Work out how many lines of the records contain "color". Answer with the number and nothing else.

# THE RECORDS
•••

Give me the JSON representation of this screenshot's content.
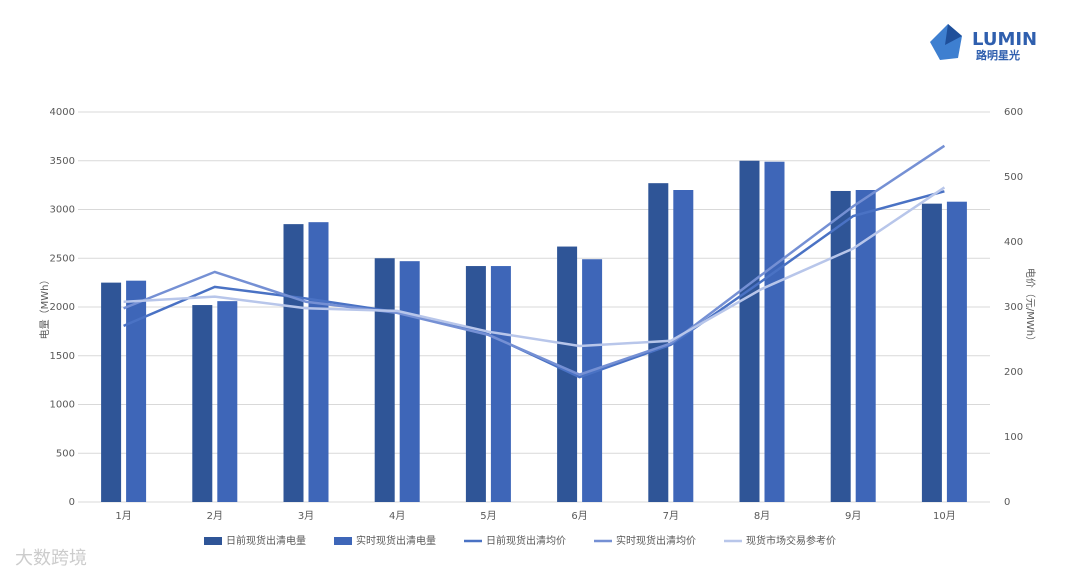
{
  "brand": {
    "name": "LUMIN",
    "subname": "路明星光"
  },
  "watermark": "大数跨境",
  "chart_data": {
    "type": "bar",
    "y_label": "电量（MWh）",
    "y2_label": "电价（元/MWh）",
    "categories": [
      "1月",
      "2月",
      "3月",
      "4月",
      "5月",
      "6月",
      "7月",
      "8月",
      "9月",
      "10月"
    ],
    "ylim": [
      0,
      4000
    ],
    "yticks": [
      0,
      500,
      1000,
      1500,
      2000,
      2500,
      3000,
      3500,
      4000
    ],
    "y2lim": [
      0,
      600
    ],
    "y2ticks": [
      0,
      100,
      200,
      300,
      400,
      500,
      600
    ],
    "grid": true,
    "legend": "bottom",
    "series": [
      {
        "name": "日前现货出清电量",
        "type": "bar",
        "color": "#2f5597",
        "values": [
          2250,
          2020,
          2850,
          2500,
          2420,
          2620,
          3270,
          3500,
          3190,
          3060
        ]
      },
      {
        "name": "实时现货出清电量",
        "type": "bar",
        "color": "#3e66b8",
        "values": [
          2270,
          2060,
          2870,
          2470,
          2420,
          2490,
          3200,
          3490,
          3200,
          3080
        ]
      },
      {
        "name": "日前现货出清均价",
        "type": "line",
        "axis": "y2",
        "color": "#4a72c4",
        "values": [
          271,
          331,
          313,
          292,
          258,
          192,
          242,
          340,
          440,
          478
        ]
      },
      {
        "name": "实时现货出清均价",
        "type": "line",
        "axis": "y2",
        "color": "#7590d4",
        "values": [
          298,
          354,
          308,
          291,
          257,
          196,
          244,
          350,
          455,
          548
        ]
      },
      {
        "name": "现货市场交易参考价",
        "type": "line",
        "axis": "y2",
        "color": "#b8c6ea",
        "values": [
          308,
          316,
          298,
          294,
          262,
          240,
          248,
          328,
          390,
          484
        ]
      }
    ]
  }
}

•••

# TASK SOLUTION
5